Records from a collection

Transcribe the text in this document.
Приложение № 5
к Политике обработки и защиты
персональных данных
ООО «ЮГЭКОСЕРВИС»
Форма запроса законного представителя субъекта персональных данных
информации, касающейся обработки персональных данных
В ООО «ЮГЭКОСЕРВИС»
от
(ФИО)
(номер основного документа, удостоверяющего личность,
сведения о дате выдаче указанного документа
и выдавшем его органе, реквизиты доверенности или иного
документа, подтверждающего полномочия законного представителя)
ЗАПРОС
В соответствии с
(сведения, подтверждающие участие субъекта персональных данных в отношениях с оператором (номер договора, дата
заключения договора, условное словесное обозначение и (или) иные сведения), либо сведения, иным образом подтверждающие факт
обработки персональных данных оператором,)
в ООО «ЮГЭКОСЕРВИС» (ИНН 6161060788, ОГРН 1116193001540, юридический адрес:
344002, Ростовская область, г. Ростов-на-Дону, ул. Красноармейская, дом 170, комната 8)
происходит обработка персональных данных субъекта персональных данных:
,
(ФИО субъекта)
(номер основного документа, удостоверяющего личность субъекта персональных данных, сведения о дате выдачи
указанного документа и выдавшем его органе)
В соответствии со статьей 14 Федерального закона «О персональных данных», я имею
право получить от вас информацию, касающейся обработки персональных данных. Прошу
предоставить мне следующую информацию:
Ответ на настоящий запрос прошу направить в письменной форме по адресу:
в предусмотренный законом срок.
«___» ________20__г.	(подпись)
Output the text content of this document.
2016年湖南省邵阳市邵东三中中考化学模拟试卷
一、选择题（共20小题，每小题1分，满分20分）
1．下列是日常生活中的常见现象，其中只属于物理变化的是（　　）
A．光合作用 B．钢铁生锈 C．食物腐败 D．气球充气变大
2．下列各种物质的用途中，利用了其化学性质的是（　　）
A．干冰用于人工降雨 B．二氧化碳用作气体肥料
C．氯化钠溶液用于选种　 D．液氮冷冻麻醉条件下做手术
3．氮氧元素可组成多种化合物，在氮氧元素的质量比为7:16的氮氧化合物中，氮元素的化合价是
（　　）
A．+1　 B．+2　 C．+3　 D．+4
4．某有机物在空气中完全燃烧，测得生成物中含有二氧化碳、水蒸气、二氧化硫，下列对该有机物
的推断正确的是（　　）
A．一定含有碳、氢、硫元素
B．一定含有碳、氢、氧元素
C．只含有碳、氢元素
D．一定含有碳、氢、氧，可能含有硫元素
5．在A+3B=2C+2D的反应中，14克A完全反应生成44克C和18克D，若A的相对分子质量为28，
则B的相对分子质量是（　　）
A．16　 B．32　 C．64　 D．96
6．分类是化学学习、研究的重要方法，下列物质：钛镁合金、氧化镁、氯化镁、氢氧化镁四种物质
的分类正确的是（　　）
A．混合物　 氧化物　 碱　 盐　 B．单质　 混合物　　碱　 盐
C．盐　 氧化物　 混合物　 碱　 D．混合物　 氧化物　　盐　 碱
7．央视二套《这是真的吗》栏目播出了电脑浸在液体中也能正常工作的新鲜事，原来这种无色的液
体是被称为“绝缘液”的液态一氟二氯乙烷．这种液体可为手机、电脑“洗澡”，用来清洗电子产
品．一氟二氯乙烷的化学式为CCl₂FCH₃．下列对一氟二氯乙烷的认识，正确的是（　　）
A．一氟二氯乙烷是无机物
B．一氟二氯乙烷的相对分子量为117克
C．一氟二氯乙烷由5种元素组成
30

> [WHAT TO DO]: What is needed here is an exact reproduction of all the entries.

> [SOLUTION]:
Transcribe the text in this document.
Приложение № 5
к Политике обработки и защиты
персональных данных
ООО «ЮГЭКОСЕРВИС»
Форма запроса законного представителя субъекта персональных данных
информации, касающейся обработки персональных данных
В ООО «ЮГЭКОСЕРВИС»
от
(ФИО)
(номер основного документа, удостоверяющего личность,
сведения о дате выдаче указанного документа
и выдавшем его органе, реквизиты доверенности или иного
документа, подтверждающего полномочия законного представителя)
ЗАПРОС
В соответствии с
(сведения, подтверждающие участие субъекта персональных данных в отношениях с оператором (номер договора, дата
заключения договора, условное словесное обозначение и (или) иные сведения), либо сведения, иным образом подтверждающие факт
обработки персональных данных оператором,)
в ООО «ЮГЭКОСЕРВИС» (ИНН 6161060788, ОГРН 1116193001540, юридический адрес:
344002, Ростовская область, г. Ростов-на-Дону, ул. Красноармейская, дом 170, комната 8)
происходит обработка персональных данных субъекта персональных данных:
,
(ФИО субъекта)
(номер основного документа, удостоверяющего личность субъекта персональных данных, сведения о дате выдачи
указанного документа и выдавшем его органе)
В соответствии со статьей 14 Федерального закона «О персональных данных», я имею
право получить от вас информацию, касающейся обработки персональных данных. Прошу
предоставить мне следующую информацию:
Ответ на настоящий запрос прошу направить в письменной форме по адресу:
в предусмотренный законом срок.
«___» ________20__г.	(подпись)
Output the text content of this document.
2016年湖南省邵阳市邵东三中中考化学模拟试卷
一、选择题（共20小题，每小题1分，满分20分）
1．下列是日常生活中的常见现象，其中只属于物理变化的是（　　）
A．光合作用 B．钢铁生锈 C．食物腐败 D．气球充气变大
2．下列各种物质的用途中，利用了其化学性质的是（　　）
A．干冰用于人工降雨 B．二氧化碳用作气体肥料
C．氯化钠溶液用于选种　 D．液氮冷冻麻醉条件下做手术
3．氮氧元素可组成多种化合物，在氮氧元素的质量比为7:16的氮氧化合物中，氮元素的化合价是
（　　）
A．+1　 B．+2　 C．+3　 D．+4
4．某有机物在空气中完全燃烧，测得生成物中含有二氧化碳、水蒸气、二氧化硫，下列对该有机物
的推断正确的是（　　）
A．一定含有碳、氢、硫元素
B．一定含有碳、氢、氧元素
C．只含有碳、氢元素
D．一定含有碳、氢、氧，可能含有硫元素
5．在A+3B=2C+2D的反应中，14克A完全反应生成44克C和18克D，若A的相对分子质量为28，
则B的相对分子质量是（　　）
A．16　 B．32　 C．64　 D．96
6．分类是化学学习、研究的重要方法，下列物质：钛镁合金、氧化镁、氯化镁、氢氧化镁四种物质
的分类正确的是（　　）
A．混合物　 氧化物　 碱　 盐　 B．单质　 混合物　　碱　 盐
C．盐　 氧化物　 混合物　 碱　 D．混合物　 氧化物　　盐　 碱
7．央视二套《这是真的吗》栏目播出了电脑浸在液体中也能正常工作的新鲜事，原来这种无色的液
体是被称为“绝缘液”的液态一氟二氯乙烷．这种液体可为手机、电脑“洗澡”，用来清洗电子产
品．一氟二氯乙烷的化学式为CCl₂FCH₃．下列对一氟二氯乙烷的认识，正确的是（　　）
A．一氟二氯乙烷是无机物
B．一氟二氯乙烷的相对分子量为117克
C．一氟二氯乙烷由5种元素组成
30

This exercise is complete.